What is being asked: Word for word, copy all the data and drop the pictures.

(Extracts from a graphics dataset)
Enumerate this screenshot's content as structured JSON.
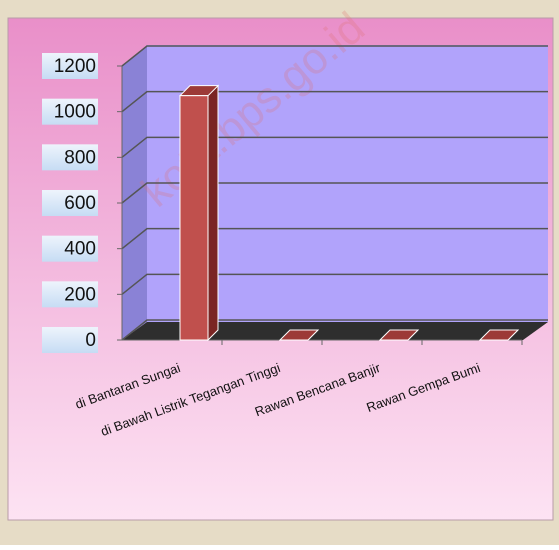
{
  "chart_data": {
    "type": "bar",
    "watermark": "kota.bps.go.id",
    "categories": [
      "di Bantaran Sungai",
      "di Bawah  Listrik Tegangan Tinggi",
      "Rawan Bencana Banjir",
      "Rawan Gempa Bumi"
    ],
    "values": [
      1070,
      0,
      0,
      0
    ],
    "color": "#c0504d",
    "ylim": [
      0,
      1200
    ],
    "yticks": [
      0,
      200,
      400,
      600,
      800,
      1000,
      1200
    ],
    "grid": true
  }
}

Task answer:
Enumerate this screenshot's content as structured JSON.
{
  "chart_data": {
    "type": "bar",
    "watermark": "kota.bps.go.id",
    "categories": [
      "di Bantaran Sungai",
      "di Bawah  Listrik Tegangan Tinggi",
      "Rawan Bencana Banjir",
      "Rawan Gempa Bumi"
    ],
    "values": [
      1070,
      0,
      0,
      0
    ],
    "color": "#c0504d",
    "ylim": [
      0,
      1200
    ],
    "yticks": [
      0,
      200,
      400,
      600,
      800,
      1000,
      1200
    ],
    "grid": true
  }
}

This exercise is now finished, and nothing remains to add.